— START OF Extracted data —
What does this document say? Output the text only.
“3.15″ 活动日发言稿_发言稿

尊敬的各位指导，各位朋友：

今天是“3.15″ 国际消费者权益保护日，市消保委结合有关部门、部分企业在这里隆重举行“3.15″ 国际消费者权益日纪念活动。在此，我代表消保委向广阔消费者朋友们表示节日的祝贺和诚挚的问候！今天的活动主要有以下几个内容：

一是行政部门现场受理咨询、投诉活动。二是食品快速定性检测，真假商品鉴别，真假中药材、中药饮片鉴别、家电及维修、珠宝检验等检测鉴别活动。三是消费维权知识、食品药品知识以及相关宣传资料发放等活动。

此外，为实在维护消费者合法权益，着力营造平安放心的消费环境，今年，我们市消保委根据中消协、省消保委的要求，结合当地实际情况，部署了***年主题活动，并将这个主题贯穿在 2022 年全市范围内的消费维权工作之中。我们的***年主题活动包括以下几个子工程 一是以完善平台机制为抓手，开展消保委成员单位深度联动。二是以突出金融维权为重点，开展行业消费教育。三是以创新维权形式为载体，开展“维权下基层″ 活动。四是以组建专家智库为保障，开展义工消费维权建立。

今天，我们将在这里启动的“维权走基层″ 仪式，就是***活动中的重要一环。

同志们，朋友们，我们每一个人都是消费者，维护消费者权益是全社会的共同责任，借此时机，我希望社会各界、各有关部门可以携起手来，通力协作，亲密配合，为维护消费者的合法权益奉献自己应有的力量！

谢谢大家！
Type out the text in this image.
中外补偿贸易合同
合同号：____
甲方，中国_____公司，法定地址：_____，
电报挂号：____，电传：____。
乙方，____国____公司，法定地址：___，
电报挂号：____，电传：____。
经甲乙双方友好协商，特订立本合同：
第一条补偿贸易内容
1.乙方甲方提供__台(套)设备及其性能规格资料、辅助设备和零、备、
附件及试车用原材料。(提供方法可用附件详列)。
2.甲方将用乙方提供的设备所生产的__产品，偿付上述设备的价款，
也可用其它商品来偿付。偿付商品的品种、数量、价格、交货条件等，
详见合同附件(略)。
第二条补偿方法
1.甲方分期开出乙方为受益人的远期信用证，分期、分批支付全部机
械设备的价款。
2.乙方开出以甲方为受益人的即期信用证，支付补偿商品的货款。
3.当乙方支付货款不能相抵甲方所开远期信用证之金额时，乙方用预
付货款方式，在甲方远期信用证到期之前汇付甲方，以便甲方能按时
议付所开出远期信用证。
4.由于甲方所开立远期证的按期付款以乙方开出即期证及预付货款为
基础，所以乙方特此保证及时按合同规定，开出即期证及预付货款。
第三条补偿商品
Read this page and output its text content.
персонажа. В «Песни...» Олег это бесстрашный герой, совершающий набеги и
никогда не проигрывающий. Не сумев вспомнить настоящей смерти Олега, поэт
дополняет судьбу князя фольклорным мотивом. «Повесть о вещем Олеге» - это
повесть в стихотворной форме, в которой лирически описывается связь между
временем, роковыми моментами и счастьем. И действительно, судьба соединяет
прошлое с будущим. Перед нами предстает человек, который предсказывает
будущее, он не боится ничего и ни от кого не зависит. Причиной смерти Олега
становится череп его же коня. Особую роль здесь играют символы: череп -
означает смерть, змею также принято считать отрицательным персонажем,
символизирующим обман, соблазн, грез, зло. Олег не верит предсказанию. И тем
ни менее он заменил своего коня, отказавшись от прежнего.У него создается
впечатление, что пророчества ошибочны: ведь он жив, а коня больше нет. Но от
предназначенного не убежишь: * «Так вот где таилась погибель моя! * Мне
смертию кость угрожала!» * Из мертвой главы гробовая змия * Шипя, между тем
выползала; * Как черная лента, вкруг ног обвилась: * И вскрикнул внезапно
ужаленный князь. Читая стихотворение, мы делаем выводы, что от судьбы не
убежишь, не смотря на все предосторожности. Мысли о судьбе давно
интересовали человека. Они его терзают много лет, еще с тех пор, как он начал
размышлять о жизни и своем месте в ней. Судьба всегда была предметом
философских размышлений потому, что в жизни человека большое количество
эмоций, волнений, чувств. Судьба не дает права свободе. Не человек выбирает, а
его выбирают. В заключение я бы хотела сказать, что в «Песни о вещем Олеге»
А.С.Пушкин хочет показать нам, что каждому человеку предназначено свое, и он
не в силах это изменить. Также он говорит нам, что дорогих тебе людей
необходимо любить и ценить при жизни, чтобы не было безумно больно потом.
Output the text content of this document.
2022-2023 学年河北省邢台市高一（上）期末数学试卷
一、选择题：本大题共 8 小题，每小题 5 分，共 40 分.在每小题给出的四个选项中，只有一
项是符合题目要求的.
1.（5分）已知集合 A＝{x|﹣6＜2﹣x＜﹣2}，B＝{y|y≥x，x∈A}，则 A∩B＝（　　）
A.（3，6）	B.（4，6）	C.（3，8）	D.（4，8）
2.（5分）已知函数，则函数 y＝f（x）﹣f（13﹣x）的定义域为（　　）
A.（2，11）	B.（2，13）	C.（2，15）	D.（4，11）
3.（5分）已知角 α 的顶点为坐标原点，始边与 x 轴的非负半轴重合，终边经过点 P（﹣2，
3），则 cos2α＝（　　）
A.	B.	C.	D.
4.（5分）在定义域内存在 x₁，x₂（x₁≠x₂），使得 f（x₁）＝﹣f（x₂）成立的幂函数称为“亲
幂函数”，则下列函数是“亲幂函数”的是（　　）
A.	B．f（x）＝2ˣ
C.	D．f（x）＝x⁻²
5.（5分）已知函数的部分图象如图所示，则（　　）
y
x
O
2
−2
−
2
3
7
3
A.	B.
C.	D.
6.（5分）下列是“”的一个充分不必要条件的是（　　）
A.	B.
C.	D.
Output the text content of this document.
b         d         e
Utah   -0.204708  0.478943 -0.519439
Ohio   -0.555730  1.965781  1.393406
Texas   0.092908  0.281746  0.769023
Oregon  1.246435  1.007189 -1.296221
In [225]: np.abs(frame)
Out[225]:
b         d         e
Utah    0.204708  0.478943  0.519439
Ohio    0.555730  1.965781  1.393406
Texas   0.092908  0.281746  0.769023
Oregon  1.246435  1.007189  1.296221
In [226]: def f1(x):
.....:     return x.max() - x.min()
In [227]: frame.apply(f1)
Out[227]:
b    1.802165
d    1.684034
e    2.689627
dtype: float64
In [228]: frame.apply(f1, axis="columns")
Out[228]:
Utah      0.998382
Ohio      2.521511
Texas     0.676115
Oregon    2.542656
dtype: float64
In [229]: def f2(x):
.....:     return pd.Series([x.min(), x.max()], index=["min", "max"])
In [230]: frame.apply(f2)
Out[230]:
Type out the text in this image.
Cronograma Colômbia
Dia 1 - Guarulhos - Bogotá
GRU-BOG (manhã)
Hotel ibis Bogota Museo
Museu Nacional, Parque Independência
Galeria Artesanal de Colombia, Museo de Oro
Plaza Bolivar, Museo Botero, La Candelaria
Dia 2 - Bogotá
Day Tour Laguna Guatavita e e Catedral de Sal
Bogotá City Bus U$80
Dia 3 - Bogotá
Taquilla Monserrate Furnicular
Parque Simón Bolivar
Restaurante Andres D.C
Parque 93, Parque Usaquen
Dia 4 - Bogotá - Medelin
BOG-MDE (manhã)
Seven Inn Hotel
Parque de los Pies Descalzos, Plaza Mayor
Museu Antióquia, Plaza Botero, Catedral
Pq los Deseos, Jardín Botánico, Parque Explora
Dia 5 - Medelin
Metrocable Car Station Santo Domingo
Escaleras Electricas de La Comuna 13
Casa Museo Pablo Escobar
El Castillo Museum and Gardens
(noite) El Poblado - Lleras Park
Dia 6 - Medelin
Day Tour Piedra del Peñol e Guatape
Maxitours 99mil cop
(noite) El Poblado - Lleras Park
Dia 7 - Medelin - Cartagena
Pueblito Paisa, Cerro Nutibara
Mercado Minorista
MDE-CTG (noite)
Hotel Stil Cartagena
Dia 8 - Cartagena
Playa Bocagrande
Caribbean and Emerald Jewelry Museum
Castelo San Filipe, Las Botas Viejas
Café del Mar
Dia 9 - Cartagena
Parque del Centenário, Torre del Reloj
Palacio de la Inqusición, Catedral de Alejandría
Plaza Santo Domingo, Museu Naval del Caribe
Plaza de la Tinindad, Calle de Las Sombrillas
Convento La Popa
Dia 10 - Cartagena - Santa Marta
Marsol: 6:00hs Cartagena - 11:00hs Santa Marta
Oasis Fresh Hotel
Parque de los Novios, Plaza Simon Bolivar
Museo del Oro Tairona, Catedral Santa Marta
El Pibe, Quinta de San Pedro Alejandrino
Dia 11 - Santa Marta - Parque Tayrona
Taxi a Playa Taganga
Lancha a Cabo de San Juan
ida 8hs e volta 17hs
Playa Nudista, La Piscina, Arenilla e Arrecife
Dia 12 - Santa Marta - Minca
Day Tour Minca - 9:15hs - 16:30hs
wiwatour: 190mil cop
— END OF Extracted data —
* _What is expected_:
From the data, collect all lines where the string "frame" appears.

* _Output for this task_:
In [225]: np.abs(frame)
In [227]: frame.apply(f1)
In [228]: frame.apply(f1, axis="columns")
In [230]: frame.apply(f2)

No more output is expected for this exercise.